Exercise description:
Go through the entries below and pick out every line with "расчете".

------ Records shown ------

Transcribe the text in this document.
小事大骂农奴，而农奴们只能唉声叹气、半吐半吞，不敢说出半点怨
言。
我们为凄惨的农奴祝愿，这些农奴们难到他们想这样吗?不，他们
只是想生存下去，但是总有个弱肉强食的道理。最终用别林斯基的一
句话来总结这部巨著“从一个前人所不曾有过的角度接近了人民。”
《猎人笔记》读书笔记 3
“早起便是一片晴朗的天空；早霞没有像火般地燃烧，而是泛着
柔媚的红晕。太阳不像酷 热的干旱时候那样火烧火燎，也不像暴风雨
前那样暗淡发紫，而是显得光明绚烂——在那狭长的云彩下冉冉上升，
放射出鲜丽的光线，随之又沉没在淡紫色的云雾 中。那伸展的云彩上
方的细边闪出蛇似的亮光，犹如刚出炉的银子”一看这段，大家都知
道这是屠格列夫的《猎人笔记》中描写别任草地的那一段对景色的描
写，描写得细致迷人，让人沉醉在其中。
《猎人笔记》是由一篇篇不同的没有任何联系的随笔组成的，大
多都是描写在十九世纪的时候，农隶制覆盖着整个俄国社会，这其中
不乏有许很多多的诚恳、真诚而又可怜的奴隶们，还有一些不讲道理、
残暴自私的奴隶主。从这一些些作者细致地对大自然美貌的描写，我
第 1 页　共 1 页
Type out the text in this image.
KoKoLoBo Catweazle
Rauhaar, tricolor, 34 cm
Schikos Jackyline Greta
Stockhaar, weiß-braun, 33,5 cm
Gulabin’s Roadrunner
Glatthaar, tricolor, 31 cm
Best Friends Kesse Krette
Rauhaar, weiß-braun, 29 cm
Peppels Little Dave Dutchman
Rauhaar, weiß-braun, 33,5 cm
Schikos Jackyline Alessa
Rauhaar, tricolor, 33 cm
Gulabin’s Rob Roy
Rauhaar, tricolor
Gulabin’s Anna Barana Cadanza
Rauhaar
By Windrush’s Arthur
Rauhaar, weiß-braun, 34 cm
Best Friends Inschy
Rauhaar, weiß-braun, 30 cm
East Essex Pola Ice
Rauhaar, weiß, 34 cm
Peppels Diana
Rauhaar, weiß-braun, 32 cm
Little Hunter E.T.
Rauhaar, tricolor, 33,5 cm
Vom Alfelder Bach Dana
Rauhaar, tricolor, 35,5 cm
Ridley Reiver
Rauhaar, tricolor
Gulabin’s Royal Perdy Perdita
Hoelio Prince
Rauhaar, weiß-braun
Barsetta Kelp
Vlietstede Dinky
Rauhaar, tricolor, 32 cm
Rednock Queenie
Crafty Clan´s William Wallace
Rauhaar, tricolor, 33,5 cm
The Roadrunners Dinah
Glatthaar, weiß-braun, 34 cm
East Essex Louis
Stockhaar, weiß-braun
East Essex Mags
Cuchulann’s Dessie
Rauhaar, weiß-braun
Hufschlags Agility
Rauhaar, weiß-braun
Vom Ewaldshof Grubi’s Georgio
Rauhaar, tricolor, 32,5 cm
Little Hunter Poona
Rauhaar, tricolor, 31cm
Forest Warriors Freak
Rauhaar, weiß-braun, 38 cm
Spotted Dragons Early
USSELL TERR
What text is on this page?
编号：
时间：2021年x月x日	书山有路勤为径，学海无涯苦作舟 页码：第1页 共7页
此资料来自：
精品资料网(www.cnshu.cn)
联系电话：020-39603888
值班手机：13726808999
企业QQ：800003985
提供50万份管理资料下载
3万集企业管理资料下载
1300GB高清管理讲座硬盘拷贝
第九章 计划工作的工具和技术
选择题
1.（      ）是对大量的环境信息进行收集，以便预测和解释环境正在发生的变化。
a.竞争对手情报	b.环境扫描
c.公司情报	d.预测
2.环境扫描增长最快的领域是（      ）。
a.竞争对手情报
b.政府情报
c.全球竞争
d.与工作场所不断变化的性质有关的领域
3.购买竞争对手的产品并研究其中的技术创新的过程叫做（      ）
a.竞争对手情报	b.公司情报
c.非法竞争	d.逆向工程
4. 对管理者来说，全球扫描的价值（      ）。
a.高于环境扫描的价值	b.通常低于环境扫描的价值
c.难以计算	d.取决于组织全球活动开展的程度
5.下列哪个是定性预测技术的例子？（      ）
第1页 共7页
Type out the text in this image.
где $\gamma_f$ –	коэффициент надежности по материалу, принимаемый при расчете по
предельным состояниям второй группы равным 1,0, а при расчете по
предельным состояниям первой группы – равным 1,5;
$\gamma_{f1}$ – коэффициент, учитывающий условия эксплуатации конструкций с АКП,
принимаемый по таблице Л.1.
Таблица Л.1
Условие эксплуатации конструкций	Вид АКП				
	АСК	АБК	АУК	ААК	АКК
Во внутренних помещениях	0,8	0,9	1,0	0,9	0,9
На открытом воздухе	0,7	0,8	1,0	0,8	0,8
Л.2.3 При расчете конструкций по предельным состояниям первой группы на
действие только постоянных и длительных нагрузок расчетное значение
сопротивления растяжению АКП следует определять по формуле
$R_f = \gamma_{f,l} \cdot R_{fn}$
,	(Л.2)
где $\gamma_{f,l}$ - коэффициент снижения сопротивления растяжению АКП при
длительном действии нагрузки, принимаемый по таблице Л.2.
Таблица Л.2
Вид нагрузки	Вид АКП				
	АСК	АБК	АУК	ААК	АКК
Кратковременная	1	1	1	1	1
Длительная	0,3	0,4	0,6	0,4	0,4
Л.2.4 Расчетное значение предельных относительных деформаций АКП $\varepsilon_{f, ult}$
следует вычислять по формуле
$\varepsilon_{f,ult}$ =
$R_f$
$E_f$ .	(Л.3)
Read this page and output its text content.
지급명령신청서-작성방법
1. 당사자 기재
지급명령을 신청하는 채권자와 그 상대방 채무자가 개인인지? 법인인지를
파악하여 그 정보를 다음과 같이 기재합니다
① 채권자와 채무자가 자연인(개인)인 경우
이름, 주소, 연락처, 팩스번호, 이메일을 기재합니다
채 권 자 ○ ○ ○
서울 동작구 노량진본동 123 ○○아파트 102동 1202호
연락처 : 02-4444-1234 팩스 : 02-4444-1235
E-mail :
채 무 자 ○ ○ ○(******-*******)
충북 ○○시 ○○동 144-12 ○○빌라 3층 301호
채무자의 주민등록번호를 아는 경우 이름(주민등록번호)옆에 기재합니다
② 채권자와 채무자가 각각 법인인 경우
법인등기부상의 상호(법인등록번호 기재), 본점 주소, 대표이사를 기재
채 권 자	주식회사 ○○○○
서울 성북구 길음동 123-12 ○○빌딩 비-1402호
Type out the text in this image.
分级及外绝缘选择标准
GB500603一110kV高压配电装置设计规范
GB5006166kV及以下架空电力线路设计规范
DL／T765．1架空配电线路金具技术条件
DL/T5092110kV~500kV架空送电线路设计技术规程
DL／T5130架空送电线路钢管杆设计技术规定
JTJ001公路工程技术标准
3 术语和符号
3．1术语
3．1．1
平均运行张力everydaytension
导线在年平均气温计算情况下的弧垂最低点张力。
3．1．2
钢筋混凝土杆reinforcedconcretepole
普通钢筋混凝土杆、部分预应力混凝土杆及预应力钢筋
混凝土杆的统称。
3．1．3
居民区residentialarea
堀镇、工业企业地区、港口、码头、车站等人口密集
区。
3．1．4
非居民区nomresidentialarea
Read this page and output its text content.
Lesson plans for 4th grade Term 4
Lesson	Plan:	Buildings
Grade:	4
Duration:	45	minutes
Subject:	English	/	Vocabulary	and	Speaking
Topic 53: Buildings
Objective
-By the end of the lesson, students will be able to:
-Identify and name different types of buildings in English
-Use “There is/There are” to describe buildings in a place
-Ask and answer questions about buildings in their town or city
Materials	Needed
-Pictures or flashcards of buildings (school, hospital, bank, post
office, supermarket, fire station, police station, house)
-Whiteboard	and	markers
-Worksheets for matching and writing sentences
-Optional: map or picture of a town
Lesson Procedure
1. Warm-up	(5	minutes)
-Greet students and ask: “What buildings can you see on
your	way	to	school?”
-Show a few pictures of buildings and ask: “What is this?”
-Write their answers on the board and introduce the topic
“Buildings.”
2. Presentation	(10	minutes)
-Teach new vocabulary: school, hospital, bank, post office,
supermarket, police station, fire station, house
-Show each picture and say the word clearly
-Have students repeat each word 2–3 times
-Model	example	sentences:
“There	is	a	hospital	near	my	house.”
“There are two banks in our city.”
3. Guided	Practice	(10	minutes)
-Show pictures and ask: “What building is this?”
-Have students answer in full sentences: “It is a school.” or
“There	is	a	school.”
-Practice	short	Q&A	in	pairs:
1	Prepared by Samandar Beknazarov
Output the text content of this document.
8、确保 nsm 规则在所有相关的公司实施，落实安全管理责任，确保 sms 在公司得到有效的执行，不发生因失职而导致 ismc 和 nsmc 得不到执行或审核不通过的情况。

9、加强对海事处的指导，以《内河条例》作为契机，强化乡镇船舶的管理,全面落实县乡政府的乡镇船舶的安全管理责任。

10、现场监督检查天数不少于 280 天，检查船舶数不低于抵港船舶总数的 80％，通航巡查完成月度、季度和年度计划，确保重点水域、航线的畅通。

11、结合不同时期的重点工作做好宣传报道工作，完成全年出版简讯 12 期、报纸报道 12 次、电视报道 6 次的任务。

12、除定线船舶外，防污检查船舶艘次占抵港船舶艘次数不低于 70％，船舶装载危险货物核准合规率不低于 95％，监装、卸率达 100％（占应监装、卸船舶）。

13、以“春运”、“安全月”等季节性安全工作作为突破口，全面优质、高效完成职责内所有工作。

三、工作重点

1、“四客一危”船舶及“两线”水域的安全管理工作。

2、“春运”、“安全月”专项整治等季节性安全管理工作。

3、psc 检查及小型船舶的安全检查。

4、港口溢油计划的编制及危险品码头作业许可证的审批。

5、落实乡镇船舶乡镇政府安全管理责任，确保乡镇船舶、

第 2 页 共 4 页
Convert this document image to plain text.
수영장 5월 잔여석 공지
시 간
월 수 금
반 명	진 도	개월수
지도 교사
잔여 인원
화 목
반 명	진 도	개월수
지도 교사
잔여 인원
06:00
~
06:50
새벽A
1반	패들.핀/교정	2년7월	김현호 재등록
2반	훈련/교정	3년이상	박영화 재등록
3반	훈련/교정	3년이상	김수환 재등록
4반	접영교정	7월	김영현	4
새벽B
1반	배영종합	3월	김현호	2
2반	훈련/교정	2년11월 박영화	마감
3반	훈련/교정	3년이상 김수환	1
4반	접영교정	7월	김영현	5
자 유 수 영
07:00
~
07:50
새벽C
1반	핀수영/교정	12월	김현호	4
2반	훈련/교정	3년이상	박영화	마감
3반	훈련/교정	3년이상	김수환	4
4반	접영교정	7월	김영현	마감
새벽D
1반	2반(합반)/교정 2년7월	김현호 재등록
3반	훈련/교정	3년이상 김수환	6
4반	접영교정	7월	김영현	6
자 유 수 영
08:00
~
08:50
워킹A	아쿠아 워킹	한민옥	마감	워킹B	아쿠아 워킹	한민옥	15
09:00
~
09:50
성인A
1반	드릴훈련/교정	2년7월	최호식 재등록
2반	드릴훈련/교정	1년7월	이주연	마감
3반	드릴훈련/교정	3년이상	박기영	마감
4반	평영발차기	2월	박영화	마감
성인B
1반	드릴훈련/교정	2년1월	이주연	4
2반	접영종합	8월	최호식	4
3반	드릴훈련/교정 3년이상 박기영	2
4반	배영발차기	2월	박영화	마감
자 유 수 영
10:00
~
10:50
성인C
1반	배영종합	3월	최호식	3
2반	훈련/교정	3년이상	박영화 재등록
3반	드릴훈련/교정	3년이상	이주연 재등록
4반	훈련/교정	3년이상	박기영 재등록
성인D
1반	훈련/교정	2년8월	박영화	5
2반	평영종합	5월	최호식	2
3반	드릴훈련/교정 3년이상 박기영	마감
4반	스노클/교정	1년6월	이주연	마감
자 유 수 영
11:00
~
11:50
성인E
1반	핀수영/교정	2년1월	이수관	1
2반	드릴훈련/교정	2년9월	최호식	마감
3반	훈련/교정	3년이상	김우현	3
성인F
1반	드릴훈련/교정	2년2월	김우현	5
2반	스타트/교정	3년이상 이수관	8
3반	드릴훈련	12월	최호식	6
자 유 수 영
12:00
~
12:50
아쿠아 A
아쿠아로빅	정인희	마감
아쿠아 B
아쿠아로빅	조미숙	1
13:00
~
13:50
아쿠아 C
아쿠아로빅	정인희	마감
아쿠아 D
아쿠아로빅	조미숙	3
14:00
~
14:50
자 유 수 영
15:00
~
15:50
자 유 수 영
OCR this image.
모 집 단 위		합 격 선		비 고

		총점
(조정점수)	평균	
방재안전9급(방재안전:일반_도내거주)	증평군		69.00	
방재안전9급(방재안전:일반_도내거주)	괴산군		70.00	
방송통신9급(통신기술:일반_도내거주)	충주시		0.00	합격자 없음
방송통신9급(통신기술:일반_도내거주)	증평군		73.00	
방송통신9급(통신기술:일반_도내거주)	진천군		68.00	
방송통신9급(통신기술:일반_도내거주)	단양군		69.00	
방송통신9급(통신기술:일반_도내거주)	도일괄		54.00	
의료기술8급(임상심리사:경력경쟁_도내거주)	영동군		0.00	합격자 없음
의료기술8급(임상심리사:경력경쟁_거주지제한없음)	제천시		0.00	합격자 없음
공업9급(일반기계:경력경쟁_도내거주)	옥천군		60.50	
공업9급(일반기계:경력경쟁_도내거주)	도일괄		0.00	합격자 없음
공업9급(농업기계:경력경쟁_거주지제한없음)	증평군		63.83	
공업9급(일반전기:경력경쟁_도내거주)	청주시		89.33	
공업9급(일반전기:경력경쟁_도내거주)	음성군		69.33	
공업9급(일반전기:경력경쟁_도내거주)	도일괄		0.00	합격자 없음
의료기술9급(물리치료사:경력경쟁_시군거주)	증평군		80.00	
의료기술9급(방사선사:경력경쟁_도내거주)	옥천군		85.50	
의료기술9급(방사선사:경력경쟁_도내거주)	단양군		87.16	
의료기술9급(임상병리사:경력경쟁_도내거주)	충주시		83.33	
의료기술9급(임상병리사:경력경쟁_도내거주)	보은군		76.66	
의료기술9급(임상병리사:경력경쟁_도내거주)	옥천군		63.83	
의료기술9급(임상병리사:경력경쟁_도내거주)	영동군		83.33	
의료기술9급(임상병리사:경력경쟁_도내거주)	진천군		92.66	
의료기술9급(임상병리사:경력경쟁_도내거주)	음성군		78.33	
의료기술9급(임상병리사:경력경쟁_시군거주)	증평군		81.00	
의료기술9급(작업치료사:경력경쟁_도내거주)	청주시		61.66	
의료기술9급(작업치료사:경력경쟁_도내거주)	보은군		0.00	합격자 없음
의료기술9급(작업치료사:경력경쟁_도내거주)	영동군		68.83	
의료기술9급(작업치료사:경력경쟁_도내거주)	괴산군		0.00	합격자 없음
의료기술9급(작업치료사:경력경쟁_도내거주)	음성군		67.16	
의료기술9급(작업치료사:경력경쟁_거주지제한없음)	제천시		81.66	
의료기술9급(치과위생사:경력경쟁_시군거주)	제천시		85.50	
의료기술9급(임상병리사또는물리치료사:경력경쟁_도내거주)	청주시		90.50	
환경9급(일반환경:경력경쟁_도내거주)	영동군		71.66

------

The solution:
где $\gamma_f$ –	коэффициент надежности по материалу, принимаемый при расчете по
предельным состояниям второй группы равным 1,0, а при расчете по
Л.2.3 При расчете конструкций по предельным состояниям первой группы на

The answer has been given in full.